• [Information given]

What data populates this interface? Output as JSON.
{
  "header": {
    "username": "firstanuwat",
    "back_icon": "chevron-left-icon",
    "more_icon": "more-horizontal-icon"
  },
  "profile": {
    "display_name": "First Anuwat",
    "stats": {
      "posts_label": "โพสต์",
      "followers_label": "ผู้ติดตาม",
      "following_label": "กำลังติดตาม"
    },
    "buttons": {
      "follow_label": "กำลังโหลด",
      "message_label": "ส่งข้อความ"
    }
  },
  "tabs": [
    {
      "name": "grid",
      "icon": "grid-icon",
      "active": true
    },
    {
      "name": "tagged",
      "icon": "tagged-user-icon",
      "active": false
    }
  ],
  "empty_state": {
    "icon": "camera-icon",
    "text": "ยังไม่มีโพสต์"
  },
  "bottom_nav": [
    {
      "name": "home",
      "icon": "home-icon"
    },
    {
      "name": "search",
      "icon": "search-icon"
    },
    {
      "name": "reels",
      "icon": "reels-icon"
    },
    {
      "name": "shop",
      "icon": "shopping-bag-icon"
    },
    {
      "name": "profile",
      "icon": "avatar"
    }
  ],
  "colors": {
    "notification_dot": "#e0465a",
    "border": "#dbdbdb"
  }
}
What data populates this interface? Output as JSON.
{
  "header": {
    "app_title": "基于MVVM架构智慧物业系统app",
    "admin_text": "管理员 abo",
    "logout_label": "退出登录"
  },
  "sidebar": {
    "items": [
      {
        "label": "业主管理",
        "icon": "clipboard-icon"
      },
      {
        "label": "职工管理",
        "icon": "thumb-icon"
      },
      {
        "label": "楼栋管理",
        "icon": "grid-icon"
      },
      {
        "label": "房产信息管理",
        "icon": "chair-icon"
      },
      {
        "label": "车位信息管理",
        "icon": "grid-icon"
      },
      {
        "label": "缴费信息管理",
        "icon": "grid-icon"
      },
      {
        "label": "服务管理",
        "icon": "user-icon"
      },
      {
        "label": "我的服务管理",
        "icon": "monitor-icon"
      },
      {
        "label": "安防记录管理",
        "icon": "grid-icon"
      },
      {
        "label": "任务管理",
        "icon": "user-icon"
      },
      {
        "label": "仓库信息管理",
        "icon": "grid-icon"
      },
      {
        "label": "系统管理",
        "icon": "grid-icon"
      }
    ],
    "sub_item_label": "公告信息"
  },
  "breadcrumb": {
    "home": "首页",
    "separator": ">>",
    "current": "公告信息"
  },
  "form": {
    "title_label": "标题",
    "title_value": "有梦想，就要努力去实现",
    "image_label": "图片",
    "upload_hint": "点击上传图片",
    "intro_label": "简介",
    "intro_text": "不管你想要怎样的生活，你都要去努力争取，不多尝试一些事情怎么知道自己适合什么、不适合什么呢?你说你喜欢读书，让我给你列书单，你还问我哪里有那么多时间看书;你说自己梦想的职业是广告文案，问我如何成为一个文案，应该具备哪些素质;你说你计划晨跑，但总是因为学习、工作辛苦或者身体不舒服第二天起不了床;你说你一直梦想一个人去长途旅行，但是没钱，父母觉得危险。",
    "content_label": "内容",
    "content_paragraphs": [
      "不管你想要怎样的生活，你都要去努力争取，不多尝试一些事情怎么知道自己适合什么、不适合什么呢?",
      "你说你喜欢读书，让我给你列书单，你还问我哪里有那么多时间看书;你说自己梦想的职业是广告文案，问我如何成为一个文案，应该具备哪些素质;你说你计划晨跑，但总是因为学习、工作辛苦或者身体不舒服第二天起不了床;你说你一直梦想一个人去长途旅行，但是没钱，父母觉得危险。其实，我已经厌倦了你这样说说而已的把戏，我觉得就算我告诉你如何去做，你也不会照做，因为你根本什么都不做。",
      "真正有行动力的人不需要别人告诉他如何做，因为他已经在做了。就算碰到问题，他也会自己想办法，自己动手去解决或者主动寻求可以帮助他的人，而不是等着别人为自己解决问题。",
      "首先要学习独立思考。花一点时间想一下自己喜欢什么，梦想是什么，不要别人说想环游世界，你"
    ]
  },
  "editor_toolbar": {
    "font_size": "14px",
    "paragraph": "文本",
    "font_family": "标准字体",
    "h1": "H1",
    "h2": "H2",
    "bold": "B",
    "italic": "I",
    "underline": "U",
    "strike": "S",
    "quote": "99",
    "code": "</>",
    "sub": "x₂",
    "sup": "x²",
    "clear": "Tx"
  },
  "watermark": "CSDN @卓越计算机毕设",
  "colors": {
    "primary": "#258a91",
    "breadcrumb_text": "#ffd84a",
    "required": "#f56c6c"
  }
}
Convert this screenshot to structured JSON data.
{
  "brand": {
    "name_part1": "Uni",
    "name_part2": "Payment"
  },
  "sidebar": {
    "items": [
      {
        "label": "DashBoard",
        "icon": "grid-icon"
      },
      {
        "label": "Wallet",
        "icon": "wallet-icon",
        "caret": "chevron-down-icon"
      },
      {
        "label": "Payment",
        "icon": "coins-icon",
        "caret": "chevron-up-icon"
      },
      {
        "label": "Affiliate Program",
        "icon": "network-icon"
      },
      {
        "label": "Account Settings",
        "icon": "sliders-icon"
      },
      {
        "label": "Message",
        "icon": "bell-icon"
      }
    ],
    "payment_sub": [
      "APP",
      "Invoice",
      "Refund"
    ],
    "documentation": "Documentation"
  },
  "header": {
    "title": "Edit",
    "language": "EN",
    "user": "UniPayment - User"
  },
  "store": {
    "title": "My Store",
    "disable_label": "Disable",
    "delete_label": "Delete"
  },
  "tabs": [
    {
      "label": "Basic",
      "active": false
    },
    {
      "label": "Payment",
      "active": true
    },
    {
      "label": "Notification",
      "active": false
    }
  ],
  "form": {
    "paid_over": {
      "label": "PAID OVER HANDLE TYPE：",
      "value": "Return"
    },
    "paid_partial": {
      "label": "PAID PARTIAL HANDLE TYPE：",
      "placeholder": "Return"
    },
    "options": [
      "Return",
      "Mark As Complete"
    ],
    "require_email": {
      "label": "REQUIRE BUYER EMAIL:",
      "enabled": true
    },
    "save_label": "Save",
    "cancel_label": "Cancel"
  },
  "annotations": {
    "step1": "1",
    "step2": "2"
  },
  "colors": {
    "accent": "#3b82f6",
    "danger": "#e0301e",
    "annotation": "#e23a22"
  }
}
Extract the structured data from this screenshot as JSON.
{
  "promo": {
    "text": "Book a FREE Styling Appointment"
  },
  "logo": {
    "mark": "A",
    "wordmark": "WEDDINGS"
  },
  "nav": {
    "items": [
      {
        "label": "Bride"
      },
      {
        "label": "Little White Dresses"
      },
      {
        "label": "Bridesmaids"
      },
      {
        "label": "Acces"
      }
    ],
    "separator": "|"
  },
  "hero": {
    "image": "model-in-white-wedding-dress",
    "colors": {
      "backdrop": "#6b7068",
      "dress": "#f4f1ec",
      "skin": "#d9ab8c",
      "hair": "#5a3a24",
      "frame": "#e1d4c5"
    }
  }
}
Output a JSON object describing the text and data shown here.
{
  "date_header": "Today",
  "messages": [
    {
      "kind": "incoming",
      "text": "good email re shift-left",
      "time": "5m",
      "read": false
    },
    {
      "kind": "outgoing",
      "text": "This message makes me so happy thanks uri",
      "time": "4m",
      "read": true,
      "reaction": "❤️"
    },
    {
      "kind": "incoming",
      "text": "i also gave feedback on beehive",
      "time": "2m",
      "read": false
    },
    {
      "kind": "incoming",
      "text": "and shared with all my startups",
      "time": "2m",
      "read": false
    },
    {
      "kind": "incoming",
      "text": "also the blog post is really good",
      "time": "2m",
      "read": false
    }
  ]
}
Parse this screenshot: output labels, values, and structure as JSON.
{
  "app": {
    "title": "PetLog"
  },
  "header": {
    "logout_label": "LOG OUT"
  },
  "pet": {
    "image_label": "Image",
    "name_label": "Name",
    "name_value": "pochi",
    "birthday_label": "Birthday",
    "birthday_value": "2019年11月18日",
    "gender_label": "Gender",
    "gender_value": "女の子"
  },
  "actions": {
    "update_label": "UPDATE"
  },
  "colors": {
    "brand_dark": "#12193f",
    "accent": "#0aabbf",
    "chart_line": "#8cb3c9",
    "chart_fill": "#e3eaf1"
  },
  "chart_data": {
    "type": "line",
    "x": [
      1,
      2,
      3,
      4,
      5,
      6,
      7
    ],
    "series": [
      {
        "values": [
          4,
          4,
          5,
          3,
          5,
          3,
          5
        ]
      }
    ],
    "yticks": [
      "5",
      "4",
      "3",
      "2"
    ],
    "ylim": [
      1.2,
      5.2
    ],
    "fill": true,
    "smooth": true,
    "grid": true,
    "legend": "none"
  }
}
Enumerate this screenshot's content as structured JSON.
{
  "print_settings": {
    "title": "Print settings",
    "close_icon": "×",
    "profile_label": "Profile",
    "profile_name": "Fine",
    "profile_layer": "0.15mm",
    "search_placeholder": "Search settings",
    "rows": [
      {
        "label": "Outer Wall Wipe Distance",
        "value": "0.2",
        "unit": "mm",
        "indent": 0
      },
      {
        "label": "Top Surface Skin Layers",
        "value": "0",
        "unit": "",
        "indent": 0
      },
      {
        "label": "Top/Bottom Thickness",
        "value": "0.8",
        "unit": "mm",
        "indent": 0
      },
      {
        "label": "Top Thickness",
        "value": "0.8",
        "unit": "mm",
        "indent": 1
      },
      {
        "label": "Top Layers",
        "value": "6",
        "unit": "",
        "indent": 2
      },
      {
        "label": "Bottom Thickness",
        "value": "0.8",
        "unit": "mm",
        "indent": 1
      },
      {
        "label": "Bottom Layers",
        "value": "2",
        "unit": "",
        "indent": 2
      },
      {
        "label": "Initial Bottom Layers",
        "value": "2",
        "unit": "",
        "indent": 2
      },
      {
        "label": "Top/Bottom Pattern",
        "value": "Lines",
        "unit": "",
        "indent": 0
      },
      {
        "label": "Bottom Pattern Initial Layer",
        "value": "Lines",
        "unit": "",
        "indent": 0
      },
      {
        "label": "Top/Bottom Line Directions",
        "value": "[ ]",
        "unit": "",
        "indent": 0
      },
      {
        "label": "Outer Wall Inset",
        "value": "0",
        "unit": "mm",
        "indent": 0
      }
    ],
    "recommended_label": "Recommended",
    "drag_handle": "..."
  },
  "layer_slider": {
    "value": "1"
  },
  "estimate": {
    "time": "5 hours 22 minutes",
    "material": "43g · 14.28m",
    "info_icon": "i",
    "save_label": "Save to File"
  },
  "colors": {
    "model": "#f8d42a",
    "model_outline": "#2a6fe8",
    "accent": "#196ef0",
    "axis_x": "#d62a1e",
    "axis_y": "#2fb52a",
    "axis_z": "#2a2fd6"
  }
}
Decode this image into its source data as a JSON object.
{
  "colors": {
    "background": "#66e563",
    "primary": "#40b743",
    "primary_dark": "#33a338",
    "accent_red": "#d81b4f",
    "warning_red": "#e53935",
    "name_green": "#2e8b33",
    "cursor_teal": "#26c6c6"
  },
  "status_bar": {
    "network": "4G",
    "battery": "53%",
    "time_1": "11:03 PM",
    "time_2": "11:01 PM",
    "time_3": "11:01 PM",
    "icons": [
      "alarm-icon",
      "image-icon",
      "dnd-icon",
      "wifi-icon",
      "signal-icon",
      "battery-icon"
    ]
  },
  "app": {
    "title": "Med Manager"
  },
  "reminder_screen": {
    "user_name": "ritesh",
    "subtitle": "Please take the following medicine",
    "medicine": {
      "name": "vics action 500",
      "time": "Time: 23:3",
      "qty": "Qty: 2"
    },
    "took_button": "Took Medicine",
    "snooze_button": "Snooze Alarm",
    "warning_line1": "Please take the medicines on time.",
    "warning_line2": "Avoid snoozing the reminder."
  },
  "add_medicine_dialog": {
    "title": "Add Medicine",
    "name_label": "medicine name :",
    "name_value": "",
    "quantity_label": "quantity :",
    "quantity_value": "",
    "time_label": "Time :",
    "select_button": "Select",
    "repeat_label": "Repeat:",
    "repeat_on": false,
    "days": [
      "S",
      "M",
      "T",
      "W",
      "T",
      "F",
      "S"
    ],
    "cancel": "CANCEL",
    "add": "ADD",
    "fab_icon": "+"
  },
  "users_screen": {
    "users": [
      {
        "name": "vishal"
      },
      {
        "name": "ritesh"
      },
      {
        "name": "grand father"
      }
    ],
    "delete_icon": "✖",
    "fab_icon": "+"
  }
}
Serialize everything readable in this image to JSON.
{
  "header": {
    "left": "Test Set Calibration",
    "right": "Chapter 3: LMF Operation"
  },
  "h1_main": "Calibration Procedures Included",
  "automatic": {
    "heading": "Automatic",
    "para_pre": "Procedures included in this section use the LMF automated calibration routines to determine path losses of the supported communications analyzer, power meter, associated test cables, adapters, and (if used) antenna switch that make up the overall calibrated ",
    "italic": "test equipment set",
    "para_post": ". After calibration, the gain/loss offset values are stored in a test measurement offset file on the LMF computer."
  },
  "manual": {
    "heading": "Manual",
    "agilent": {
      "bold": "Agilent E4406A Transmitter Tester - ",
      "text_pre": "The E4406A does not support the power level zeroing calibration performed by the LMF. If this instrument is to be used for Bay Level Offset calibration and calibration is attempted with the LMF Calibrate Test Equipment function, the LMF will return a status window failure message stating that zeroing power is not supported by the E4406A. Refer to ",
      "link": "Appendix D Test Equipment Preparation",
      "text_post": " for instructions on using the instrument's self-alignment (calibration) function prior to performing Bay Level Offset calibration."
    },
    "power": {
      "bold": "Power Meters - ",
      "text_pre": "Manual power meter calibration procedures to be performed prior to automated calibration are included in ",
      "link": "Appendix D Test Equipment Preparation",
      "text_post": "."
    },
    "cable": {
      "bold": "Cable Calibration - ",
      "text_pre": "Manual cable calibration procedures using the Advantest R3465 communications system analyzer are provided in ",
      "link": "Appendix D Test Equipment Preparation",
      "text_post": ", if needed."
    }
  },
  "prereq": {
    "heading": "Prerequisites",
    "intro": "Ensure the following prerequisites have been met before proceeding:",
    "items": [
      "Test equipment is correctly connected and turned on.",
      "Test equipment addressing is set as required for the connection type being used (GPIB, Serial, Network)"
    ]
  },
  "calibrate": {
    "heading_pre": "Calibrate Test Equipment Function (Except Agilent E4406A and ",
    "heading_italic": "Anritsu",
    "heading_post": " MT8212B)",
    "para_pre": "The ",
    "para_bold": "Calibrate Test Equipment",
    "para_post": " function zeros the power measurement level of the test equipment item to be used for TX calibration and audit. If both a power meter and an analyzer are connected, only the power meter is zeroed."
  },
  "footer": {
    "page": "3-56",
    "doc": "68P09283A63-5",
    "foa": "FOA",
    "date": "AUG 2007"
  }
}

• [Exercise brief]
In the lines above, locate the string "你说你一直梦想一个人去长途旅行". Copy every line where it occurs.

• [Exercise output]
    "intro_text": "不管你想要怎样的生活，你都要去努力争取，不多尝试一些事情怎么知道自己适合什么、不适合什么呢?你说你喜欢读书，让我给你列书单，你还问我哪里有那么多时间看书;你说自己梦想的职业是广告文案，问我如何成为一个文案，应该具备哪些素质;你说你计划晨跑，但总是因为学习、工作辛苦或者身体不舒服第二天起不了床;你说你一直梦想一个人去长途旅行，但是没钱，父母觉得危险。",
      "你说你喜欢读书，让我给你列书单，你还问我哪里有那么多时间看书;你说自己梦想的职业是广告文案，问我如何成为一个文案，应该具备哪些素质;你说你计划晨跑，但总是因为学习、工作辛苦或者身体不舒服第二天起不了床;你说你一直梦想一个人去长途旅行，但是没钱，父母觉得危险。其实，我已经厌倦了你这样说说而已的把戏，我觉得就算我告诉你如何去做，你也不会照做，因为你根本什么都不做。",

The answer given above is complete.